>> BEGIN

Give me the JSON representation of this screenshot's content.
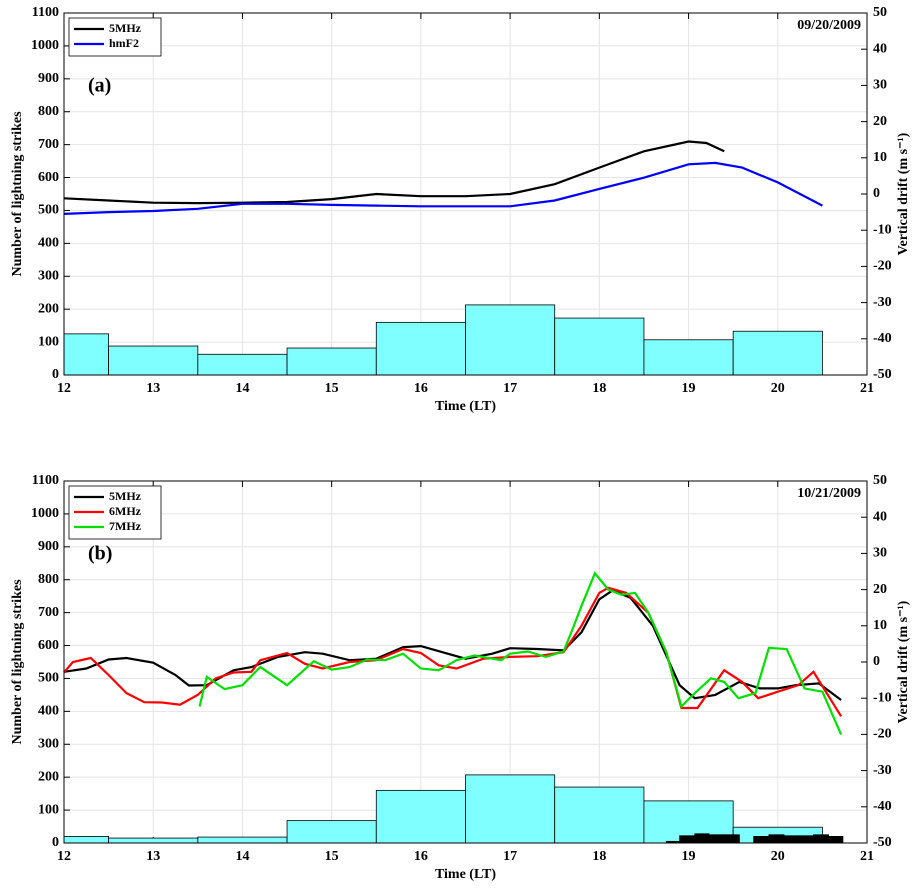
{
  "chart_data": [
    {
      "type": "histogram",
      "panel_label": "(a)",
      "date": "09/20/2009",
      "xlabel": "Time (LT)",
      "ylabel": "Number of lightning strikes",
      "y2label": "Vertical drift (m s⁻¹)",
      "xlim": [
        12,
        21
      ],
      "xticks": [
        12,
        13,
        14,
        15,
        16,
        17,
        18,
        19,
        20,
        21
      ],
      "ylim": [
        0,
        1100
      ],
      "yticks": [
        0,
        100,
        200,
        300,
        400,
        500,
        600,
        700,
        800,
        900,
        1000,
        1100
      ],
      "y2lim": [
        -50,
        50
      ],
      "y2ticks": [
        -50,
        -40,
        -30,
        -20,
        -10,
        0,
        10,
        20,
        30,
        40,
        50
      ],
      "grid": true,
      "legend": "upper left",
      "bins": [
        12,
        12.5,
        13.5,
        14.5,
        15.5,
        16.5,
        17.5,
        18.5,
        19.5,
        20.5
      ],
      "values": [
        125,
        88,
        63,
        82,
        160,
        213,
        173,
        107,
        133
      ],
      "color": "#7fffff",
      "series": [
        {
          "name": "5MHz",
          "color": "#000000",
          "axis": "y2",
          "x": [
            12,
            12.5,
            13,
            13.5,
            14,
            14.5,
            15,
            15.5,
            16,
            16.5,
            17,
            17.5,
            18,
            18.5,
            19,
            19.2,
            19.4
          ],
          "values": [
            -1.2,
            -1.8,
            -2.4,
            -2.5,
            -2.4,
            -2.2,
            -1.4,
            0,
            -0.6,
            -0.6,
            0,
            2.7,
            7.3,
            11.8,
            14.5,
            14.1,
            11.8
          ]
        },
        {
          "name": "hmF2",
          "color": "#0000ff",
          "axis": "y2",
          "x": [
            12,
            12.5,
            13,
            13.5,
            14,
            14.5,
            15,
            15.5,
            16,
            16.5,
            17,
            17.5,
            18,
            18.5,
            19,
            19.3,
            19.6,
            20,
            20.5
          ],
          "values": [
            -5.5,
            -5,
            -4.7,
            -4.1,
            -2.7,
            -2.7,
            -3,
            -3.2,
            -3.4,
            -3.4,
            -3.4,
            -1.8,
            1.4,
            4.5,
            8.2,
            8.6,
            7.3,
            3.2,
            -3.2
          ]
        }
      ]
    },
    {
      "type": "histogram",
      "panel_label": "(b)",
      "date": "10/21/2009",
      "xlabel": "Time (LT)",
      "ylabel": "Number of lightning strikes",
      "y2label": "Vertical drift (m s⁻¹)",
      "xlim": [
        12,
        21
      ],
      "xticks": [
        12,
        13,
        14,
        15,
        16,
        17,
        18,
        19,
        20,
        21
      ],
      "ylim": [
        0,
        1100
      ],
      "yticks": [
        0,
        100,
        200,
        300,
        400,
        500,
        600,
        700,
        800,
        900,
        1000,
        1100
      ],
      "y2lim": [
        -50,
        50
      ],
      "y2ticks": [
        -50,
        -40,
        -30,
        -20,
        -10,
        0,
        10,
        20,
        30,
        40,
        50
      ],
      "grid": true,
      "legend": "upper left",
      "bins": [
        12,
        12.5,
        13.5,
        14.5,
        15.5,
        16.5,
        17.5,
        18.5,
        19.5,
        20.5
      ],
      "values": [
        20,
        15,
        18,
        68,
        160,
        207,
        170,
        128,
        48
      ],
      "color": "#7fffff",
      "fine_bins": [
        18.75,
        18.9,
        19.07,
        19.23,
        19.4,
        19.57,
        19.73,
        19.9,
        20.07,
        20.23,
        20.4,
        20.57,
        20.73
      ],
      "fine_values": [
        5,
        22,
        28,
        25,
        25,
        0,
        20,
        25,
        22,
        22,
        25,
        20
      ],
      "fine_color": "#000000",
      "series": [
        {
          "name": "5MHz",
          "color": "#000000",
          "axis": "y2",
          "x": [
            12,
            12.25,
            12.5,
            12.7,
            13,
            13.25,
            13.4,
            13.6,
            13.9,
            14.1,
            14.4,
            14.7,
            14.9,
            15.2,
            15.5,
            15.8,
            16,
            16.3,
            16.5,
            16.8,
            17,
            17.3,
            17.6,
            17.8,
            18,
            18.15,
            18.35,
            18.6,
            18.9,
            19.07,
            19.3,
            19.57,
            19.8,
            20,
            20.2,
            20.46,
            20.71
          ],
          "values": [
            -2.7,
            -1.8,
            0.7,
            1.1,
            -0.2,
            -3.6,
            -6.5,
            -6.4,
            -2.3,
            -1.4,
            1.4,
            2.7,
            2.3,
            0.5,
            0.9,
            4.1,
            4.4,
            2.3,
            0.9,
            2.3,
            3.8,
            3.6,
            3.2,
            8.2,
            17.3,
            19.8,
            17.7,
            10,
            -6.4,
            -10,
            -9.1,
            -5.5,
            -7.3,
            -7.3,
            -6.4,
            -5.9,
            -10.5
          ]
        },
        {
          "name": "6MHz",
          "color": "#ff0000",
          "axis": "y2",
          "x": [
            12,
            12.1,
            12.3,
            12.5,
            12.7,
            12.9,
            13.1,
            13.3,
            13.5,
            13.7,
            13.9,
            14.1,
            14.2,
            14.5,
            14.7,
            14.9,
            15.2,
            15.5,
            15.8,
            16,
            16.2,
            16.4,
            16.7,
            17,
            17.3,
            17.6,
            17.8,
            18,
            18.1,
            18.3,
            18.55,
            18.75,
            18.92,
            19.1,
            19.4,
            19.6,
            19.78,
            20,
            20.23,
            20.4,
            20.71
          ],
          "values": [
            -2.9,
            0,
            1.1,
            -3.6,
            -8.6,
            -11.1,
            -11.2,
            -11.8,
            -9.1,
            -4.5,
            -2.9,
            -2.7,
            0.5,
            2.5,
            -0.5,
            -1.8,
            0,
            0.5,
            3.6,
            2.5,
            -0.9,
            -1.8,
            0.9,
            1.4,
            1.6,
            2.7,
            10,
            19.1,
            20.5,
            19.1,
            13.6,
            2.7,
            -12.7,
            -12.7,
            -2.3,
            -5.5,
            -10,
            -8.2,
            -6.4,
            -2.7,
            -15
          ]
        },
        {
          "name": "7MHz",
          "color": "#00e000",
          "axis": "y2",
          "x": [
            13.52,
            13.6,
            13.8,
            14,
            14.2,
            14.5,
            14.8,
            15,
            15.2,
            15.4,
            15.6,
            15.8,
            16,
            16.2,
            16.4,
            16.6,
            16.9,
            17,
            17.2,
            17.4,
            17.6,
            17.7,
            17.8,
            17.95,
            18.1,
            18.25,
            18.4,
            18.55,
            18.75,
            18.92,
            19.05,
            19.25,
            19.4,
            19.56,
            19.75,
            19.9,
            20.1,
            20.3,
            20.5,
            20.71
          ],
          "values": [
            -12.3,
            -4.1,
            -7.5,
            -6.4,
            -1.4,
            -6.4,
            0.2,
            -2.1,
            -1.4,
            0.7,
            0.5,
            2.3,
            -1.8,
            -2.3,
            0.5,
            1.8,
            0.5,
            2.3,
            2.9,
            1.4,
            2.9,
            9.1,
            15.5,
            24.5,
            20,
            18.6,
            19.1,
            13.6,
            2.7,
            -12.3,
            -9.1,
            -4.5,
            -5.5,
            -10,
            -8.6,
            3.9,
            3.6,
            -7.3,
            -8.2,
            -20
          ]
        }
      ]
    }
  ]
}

>> END

WHAT IS NEEDED
Excluding the pictures, reproduce every entry exactly as given.

ANSWER FOR THE TASK
Give me the JSON representation of this screenshot's content.
{
  "chart_data": [
    {
      "type": "histogram",
      "panel_label": "(a)",
      "date": "09/20/2009",
      "xlabel": "Time (LT)",
      "ylabel": "Number of lightning strikes",
      "y2label": "Vertical drift (m s⁻¹)",
      "xlim": [
        12,
        21
      ],
      "xticks": [
        12,
        13,
        14,
        15,
        16,
        17,
        18,
        19,
        20,
        21
      ],
      "ylim": [
        0,
        1100
      ],
      "yticks": [
        0,
        100,
        200,
        300,
        400,
        500,
        600,
        700,
        800,
        900,
        1000,
        1100
      ],
      "y2lim": [
        -50,
        50
      ],
      "y2ticks": [
        -50,
        -40,
        -30,
        -20,
        -10,
        0,
        10,
        20,
        30,
        40,
        50
      ],
      "grid": true,
      "legend": "upper left",
      "bins": [
        12,
        12.5,
        13.5,
        14.5,
        15.5,
        16.5,
        17.5,
        18.5,
        19.5,
        20.5
      ],
      "values": [
        125,
        88,
        63,
        82,
        160,
        213,
        173,
        107,
        133
      ],
      "color": "#7fffff",
      "series": [
        {
          "name": "5MHz",
          "color": "#000000",
          "axis": "y2",
          "x": [
            12,
            12.5,
            13,
            13.5,
            14,
            14.5,
            15,
            15.5,
            16,
            16.5,
            17,
            17.5,
            18,
            18.5,
            19,
            19.2,
            19.4
          ],
          "values": [
            -1.2,
            -1.8,
            -2.4,
            -2.5,
            -2.4,
            -2.2,
            -1.4,
            0,
            -0.6,
            -0.6,
            0,
            2.7,
            7.3,
            11.8,
            14.5,
            14.1,
            11.8
          ]
        },
        {
          "name": "hmF2",
          "color": "#0000ff",
          "axis": "y2",
          "x": [
            12,
            12.5,
            13,
            13.5,
            14,
            14.5,
            15,
            15.5,
            16,
            16.5,
            17,
            17.5,
            18,
            18.5,
            19,
            19.3,
            19.6,
            20,
            20.5
          ],
          "values": [
            -5.5,
            -5,
            -4.7,
            -4.1,
            -2.7,
            -2.7,
            -3,
            -3.2,
            -3.4,
            -3.4,
            -3.4,
            -1.8,
            1.4,
            4.5,
            8.2,
            8.6,
            7.3,
            3.2,
            -3.2
          ]
        }
      ]
    },
    {
      "type": "histogram",
      "panel_label": "(b)",
      "date": "10/21/2009",
      "xlabel": "Time (LT)",
      "ylabel": "Number of lightning strikes",
      "y2label": "Vertical drift (m s⁻¹)",
      "xlim": [
        12,
        21
      ],
      "xticks": [
        12,
        13,
        14,
        15,
        16,
        17,
        18,
        19,
        20,
        21
      ],
      "ylim": [
        0,
        1100
      ],
      "yticks": [
        0,
        100,
        200,
        300,
        400,
        500,
        600,
        700,
        800,
        900,
        1000,
        1100
      ],
      "y2lim": [
        -50,
        50
      ],
      "y2ticks": [
        -50,
        -40,
        -30,
        -20,
        -10,
        0,
        10,
        20,
        30,
        40,
        50
      ],
      "grid": true,
      "legend": "upper left",
      "bins": [
        12,
        12.5,
        13.5,
        14.5,
        15.5,
        16.5,
        17.5,
        18.5,
        19.5,
        20.5
      ],
      "values": [
        20,
        15,
        18,
        68,
        160,
        207,
        170,
        128,
        48
      ],
      "color": "#7fffff",
      "fine_bins": [
        18.75,
        18.9,
        19.07,
        19.23,
        19.4,
        19.57,
        19.73,
        19.9,
        20.07,
        20.23,
        20.4,
        20.57,
        20.73
      ],
      "fine_values": [
        5,
        22,
        28,
        25,
        25,
        0,
        20,
        25,
        22,
        22,
        25,
        20
      ],
      "fine_color": "#000000",
      "series": [
        {
          "name": "5MHz",
          "color": "#000000",
          "axis": "y2",
          "x": [
            12,
            12.25,
            12.5,
            12.7,
            13,
            13.25,
            13.4,
            13.6,
            13.9,
            14.1,
            14.4,
            14.7,
            14.9,
            15.2,
            15.5,
            15.8,
            16,
            16.3,
            16.5,
            16.8,
            17,
            17.3,
            17.6,
            17.8,
            18,
            18.15,
            18.35,
            18.6,
            18.9,
            19.07,
            19.3,
            19.57,
            19.8,
            20,
            20.2,
            20.46,
            20.71
          ],
          "values": [
            -2.7,
            -1.8,
            0.7,
            1.1,
            -0.2,
            -3.6,
            -6.5,
            -6.4,
            -2.3,
            -1.4,
            1.4,
            2.7,
            2.3,
            0.5,
            0.9,
            4.1,
            4.4,
            2.3,
            0.9,
            2.3,
            3.8,
            3.6,
            3.2,
            8.2,
            17.3,
            19.8,
            17.7,
            10,
            -6.4,
            -10,
            -9.1,
            -5.5,
            -7.3,
            -7.3,
            -6.4,
            -5.9,
            -10.5
          ]
        },
        {
          "name": "6MHz",
          "color": "#ff0000",
          "axis": "y2",
          "x": [
            12,
            12.1,
            12.3,
            12.5,
            12.7,
            12.9,
            13.1,
            13.3,
            13.5,
            13.7,
            13.9,
            14.1,
            14.2,
            14.5,
            14.7,
            14.9,
            15.2,
            15.5,
            15.8,
            16,
            16.2,
            16.4,
            16.7,
            17,
            17.3,
            17.6,
            17.8,
            18,
            18.1,
            18.3,
            18.55,
            18.75,
            18.92,
            19.1,
            19.4,
            19.6,
            19.78,
            20,
            20.23,
            20.4,
            20.71
          ],
          "values": [
            -2.9,
            0,
            1.1,
            -3.6,
            -8.6,
            -11.1,
            -11.2,
            -11.8,
            -9.1,
            -4.5,
            -2.9,
            -2.7,
            0.5,
            2.5,
            -0.5,
            -1.8,
            0,
            0.5,
            3.6,
            2.5,
            -0.9,
            -1.8,
            0.9,
            1.4,
            1.6,
            2.7,
            10,
            19.1,
            20.5,
            19.1,
            13.6,
            2.7,
            -12.7,
            -12.7,
            -2.3,
            -5.5,
            -10,
            -8.2,
            -6.4,
            -2.7,
            -15
          ]
        },
        {
          "name": "7MHz",
          "color": "#00e000",
          "axis": "y2",
          "x": [
            13.52,
            13.6,
            13.8,
            14,
            14.2,
            14.5,
            14.8,
            15,
            15.2,
            15.4,
            15.6,
            15.8,
            16,
            16.2,
            16.4,
            16.6,
            16.9,
            17,
            17.2,
            17.4,
            17.6,
            17.7,
            17.8,
            17.95,
            18.1,
            18.25,
            18.4,
            18.55,
            18.75,
            18.92,
            19.05,
            19.25,
            19.4,
            19.56,
            19.75,
            19.9,
            20.1,
            20.3,
            20.5,
            20.71
          ],
          "values": [
            -12.3,
            -4.1,
            -7.5,
            -6.4,
            -1.4,
            -6.4,
            0.2,
            -2.1,
            -1.4,
            0.7,
            0.5,
            2.3,
            -1.8,
            -2.3,
            0.5,
            1.8,
            0.5,
            2.3,
            2.9,
            1.4,
            2.9,
            9.1,
            15.5,
            24.5,
            20,
            18.6,
            19.1,
            13.6,
            2.7,
            -12.3,
            -9.1,
            -4.5,
            -5.5,
            -10,
            -8.6,
            3.9,
            3.6,
            -7.3,
            -8.2,
            -20
          ]
        }
      ]
    }
  ]
}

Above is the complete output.